• **Exercise instructions**: Would you transcribe the whole listing exactly, minus its pictures?

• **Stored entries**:
— BEGIN —

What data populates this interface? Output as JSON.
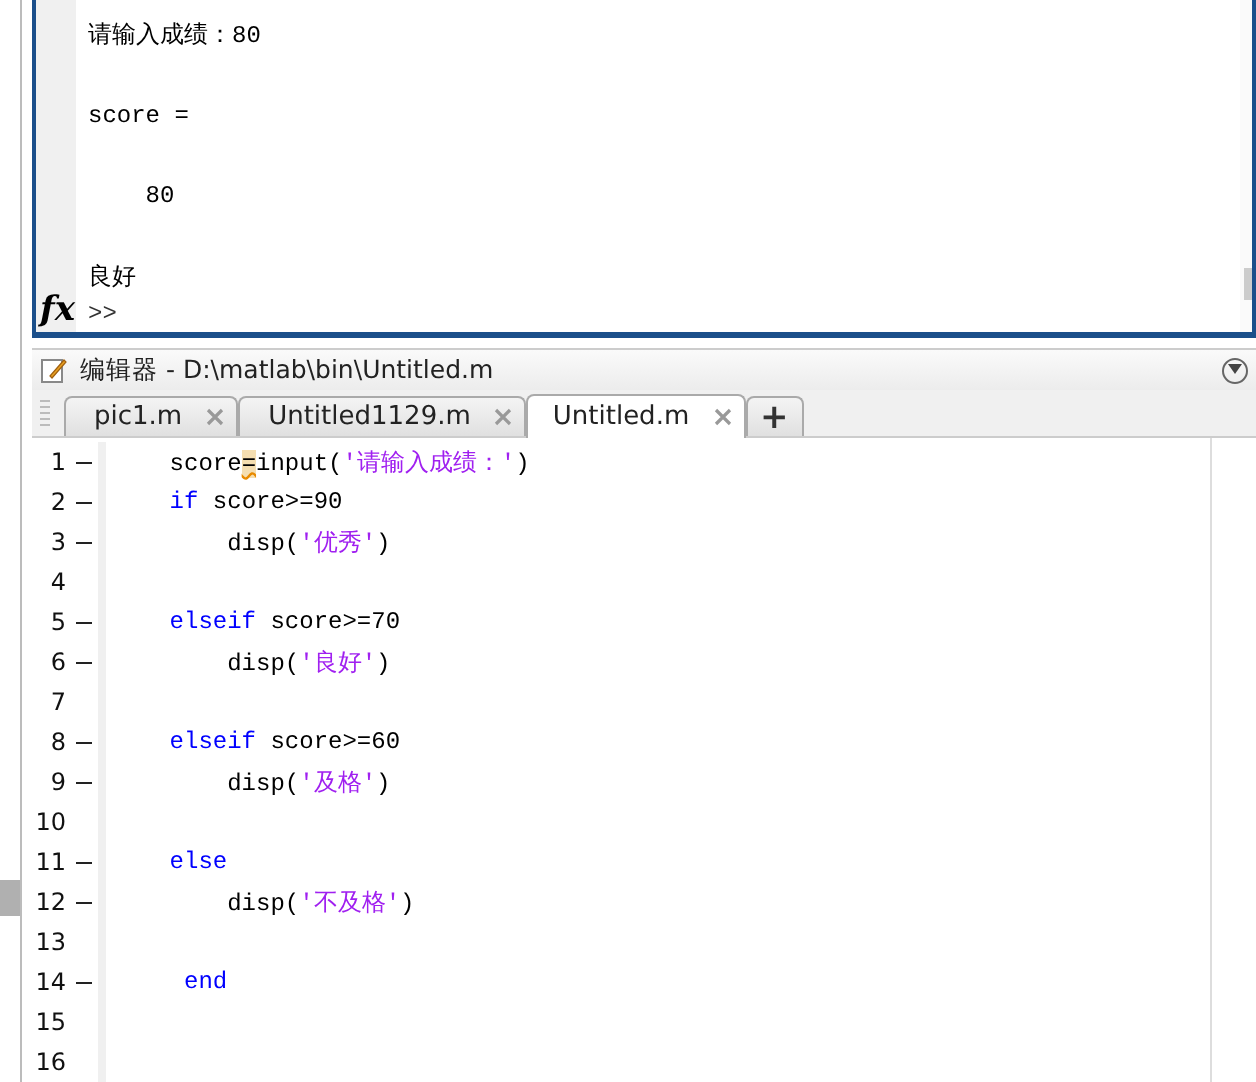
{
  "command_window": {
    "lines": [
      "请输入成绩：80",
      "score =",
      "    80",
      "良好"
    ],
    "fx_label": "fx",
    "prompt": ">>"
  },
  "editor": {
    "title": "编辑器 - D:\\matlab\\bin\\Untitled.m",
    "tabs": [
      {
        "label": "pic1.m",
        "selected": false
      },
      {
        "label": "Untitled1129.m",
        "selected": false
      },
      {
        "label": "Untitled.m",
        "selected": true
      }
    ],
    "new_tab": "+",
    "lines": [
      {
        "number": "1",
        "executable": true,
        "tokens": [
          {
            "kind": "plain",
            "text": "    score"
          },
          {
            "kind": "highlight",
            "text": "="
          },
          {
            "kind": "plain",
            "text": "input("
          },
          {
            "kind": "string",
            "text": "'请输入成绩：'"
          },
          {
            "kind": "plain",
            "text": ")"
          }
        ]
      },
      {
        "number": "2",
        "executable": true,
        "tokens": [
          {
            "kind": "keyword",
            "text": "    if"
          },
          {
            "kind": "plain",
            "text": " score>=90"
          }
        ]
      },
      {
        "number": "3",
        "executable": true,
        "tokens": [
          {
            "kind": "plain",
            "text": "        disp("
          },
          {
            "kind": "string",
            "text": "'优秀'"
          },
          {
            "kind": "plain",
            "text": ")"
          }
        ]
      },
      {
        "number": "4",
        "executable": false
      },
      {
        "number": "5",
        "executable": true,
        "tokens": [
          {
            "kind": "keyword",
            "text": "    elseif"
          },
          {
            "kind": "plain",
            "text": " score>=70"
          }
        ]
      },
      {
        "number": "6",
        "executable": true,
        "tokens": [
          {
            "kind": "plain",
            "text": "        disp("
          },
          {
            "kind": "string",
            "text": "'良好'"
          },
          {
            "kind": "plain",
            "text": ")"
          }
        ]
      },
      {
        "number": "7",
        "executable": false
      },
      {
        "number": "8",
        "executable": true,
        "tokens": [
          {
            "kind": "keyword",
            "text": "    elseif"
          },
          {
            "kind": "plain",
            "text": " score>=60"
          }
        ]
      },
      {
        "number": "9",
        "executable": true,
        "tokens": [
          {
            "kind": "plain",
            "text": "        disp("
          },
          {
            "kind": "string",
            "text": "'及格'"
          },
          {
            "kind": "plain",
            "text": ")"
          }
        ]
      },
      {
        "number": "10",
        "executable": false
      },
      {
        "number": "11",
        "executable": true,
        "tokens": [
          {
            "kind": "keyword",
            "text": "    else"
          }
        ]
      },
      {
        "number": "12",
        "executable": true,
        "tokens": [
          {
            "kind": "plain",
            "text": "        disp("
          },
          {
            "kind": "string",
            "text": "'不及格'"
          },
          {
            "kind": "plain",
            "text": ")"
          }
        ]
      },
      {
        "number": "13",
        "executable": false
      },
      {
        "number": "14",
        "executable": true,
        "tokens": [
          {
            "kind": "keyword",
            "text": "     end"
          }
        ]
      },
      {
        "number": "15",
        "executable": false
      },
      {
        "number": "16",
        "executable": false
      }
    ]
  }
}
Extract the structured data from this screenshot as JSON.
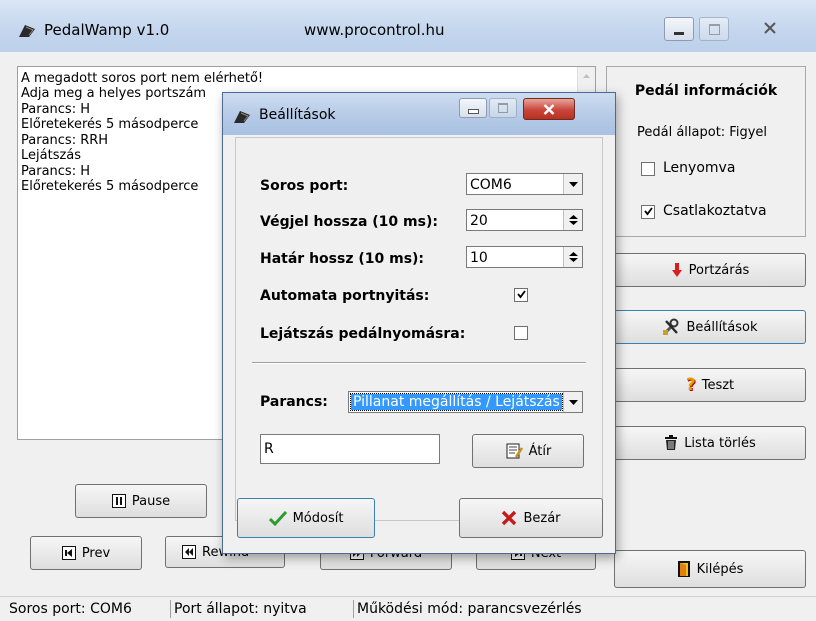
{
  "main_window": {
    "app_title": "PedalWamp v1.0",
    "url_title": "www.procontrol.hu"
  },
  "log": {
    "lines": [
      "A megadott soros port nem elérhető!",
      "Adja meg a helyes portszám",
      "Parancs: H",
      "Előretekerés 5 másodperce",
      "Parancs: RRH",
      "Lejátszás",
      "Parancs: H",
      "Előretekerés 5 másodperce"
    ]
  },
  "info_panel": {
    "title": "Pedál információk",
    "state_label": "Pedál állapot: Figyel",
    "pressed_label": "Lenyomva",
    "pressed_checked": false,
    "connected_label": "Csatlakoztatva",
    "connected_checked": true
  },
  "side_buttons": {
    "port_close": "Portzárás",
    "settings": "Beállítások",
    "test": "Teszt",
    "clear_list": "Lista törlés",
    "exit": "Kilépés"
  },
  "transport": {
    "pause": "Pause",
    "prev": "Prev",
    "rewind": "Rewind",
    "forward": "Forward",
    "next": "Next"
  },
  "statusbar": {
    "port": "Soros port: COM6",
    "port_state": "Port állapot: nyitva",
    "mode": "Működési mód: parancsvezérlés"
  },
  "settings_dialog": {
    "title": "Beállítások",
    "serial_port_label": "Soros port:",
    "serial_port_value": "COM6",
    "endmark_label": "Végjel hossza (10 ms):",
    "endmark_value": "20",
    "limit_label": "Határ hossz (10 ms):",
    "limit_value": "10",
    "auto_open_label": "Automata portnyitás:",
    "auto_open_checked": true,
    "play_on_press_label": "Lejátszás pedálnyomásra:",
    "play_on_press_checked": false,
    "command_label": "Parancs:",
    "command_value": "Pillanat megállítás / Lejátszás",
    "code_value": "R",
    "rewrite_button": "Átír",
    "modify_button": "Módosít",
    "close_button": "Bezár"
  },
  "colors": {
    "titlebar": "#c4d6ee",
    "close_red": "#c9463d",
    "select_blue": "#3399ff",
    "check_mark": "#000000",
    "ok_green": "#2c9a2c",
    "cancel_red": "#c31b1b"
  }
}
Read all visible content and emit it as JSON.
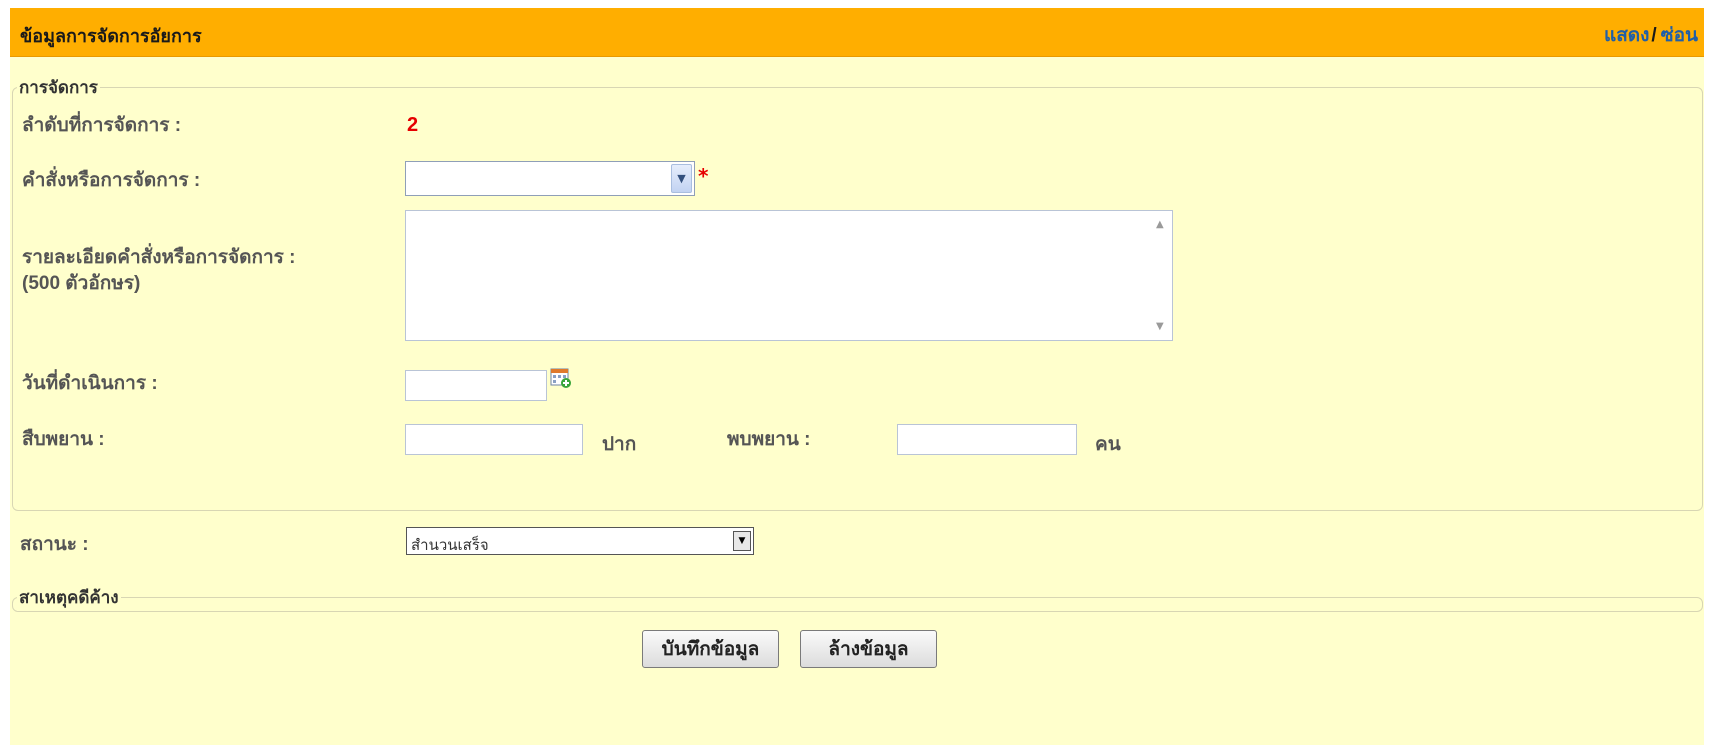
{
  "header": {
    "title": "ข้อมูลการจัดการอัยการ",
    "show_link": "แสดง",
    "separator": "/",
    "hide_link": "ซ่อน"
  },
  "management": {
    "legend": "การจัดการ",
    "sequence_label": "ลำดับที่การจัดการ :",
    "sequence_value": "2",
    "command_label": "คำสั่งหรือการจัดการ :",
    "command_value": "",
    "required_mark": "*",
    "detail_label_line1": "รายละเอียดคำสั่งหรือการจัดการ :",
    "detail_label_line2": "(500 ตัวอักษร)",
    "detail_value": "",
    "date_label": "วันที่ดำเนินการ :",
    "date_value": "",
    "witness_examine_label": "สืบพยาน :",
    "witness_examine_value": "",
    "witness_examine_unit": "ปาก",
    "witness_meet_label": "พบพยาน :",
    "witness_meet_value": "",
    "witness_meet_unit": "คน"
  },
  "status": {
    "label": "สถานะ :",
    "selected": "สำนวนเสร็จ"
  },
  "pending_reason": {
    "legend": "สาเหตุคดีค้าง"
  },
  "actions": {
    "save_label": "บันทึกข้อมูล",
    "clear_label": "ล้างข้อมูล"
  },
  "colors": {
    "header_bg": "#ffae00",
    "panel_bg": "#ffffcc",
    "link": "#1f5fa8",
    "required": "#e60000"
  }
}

— END —

• **Response**:
What data populates this interface? Output as JSON.
{
  "command_window": {
    "lines": [
      "请输入成绩：80",
      "score =",
      "    80",
      "良好"
    ],
    "fx_label": "fx",
    "prompt": ">>"
  },
  "editor": {
    "title": "编辑器 - D:\\matlab\\bin\\Untitled.m",
    "tabs": [
      {
        "label": "pic1.m",
        "selected": false
      },
      {
        "label": "Untitled1129.m",
        "selected": false
      },
      {
        "label": "Untitled.m",
        "selected": true
      }
    ],
    "new_tab": "+",
    "lines": [
      {
        "number": "1",
        "executable": true,
        "tokens": [
          {
            "kind": "plain",
            "text": "    score"
          },
          {
            "kind": "highlight",
            "text": "="
          },
          {
            "kind": "plain",
            "text": "input("
          },
          {
            "kind": "string",
            "text": "'请输入成绩：'"
          },
          {
            "kind": "plain",
            "text": ")"
          }
        ]
      },
      {
        "number": "2",
        "executable": true,
        "tokens": [
          {
            "kind": "keyword",
            "text": "    if"
          },
          {
            "kind": "plain",
            "text": " score>=90"
          }
        ]
      },
      {
        "number": "3",
        "executable": true,
        "tokens": [
          {
            "kind": "plain",
            "text": "        disp("
          },
          {
            "kind": "string",
            "text": "'优秀'"
          },
          {
            "kind": "plain",
            "text": ")"
          }
        ]
      },
      {
        "number": "4",
        "executable": false
      },
      {
        "number": "5",
        "executable": true,
        "tokens": [
          {
            "kind": "keyword",
            "text": "    elseif"
          },
          {
            "kind": "plain",
            "text": " score>=70"
          }
        ]
      },
      {
        "number": "6",
        "executable": true,
        "tokens": [
          {
            "kind": "plain",
            "text": "        disp("
          },
          {
            "kind": "string",
            "text": "'良好'"
          },
          {
            "kind": "plain",
            "text": ")"
          }
        ]
      },
      {
        "number": "7",
        "executable": false
      },
      {
        "number": "8",
        "executable": true,
        "tokens": [
          {
            "kind": "keyword",
            "text": "    elseif"
          },
          {
            "kind": "plain",
            "text": " score>=60"
          }
        ]
      },
      {
        "number": "9",
        "executable": true,
        "tokens": [
          {
            "kind": "plain",
            "text": "        disp("
          },
          {
            "kind": "string",
            "text": "'及格'"
          },
          {
            "kind": "plain",
            "text": ")"
          }
        ]
      },
      {
        "number": "10",
        "executable": false
      },
      {
        "number": "11",
        "executable": true,
        "tokens": [
          {
            "kind": "keyword",
            "text": "    else"
          }
        ]
      },
      {
        "number": "12",
        "executable": true,
        "tokens": [
          {
            "kind": "plain",
            "text": "        disp("
          },
          {
            "kind": "string",
            "text": "'不及格'"
          },
          {
            "kind": "plain",
            "text": ")"
          }
        ]
      },
      {
        "number": "13",
        "executable": false
      },
      {
        "number": "14",
        "executable": true,
        "tokens": [
          {
            "kind": "keyword",
            "text": "     end"
          }
        ]
      },
      {
        "number": "15",
        "executable": false
      },
      {
        "number": "16",
        "executable": false
      }
    ]
  }
}
Extract the structured data from this screenshot as JSON.
{
  "main_window": {
    "app_title": "PedalWamp v1.0",
    "url_title": "www.procontrol.hu"
  },
  "log": {
    "lines": [
      "A megadott soros port nem elérhető!",
      "Adja meg a helyes portszám",
      "Parancs: H",
      "Előretekerés 5 másodperce",
      "Parancs: RRH",
      "Lejátszás",
      "Parancs: H",
      "Előretekerés 5 másodperce"
    ]
  },
  "info_panel": {
    "title": "Pedál információk",
    "state_label": "Pedál állapot: Figyel",
    "pressed_label": "Lenyomva",
    "pressed_checked": false,
    "connected_label": "Csatlakoztatva",
    "connected_checked": true
  },
  "side_buttons": {
    "port_close": "Portzárás",
    "settings": "Beállítások",
    "test": "Teszt",
    "clear_list": "Lista törlés",
    "exit": "Kilépés"
  },
  "transport": {
    "pause": "Pause",
    "prev": "Prev",
    "rewind": "Rewind",
    "forward": "Forward",
    "next": "Next"
  },
  "statusbar": {
    "port": "Soros port: COM6",
    "port_state": "Port állapot: nyitva",
    "mode": "Működési mód: parancsvezérlés"
  },
  "settings_dialog": {
    "title": "Beállítások",
    "serial_port_label": "Soros port:",
    "serial_port_value": "COM6",
    "endmark_label": "Végjel hossza (10 ms):",
    "endmark_value": "20",
    "limit_label": "Határ hossz (10 ms):",
    "limit_value": "10",
    "auto_open_label": "Automata portnyitás:",
    "auto_open_checked": true,
    "play_on_press_label": "Lejátszás pedálnyomásra:",
    "play_on_press_checked": false,
    "command_label": "Parancs:",
    "command_value": "Pillanat megállítás / Lejátszás",
    "code_value": "R",
    "rewrite_button": "Átír",
    "modify_button": "Módosít",
    "close_button": "Bezár"
  },
  "colors": {
    "titlebar": "#c4d6ee",
    "close_red": "#c9463d",
    "select_blue": "#3399ff",
    "check_mark": "#000000",
    "ok_green": "#2c9a2c",
    "cancel_red": "#c31b1b"
  }
}
Read all visible content and emit it as JSON.
{
  "header": {
    "title": "ข้อมูลการจัดการอัยการ",
    "show_link": "แสดง",
    "separator": "/",
    "hide_link": "ซ่อน"
  },
  "management": {
    "legend": "การจัดการ",
    "sequence_label": "ลำดับที่การจัดการ :",
    "sequence_value": "2",
    "command_label": "คำสั่งหรือการจัดการ :",
    "command_value": "",
    "required_mark": "*",
    "detail_label_line1": "รายละเอียดคำสั่งหรือการจัดการ :",
    "detail_label_line2": "(500 ตัวอักษร)",
    "detail_value": "",
    "date_label": "วันที่ดำเนินการ :",
    "date_value": "",
    "witness_examine_label": "สืบพยาน :",
    "witness_examine_value": "",
    "witness_examine_unit": "ปาก",
    "witness_meet_label": "พบพยาน :",
    "witness_meet_value": "",
    "witness_meet_unit": "คน"
  },
  "status": {
    "label": "สถานะ :",
    "selected": "สำนวนเสร็จ"
  },
  "pending_reason": {
    "legend": "สาเหตุคดีค้าง"
  },
  "actions": {
    "save_label": "บันทึกข้อมูล",
    "clear_label": "ล้างข้อมูล"
  },
  "colors": {
    "header_bg": "#ffae00",
    "panel_bg": "#ffffcc",
    "link": "#1f5fa8",
    "required": "#e60000"
  }
}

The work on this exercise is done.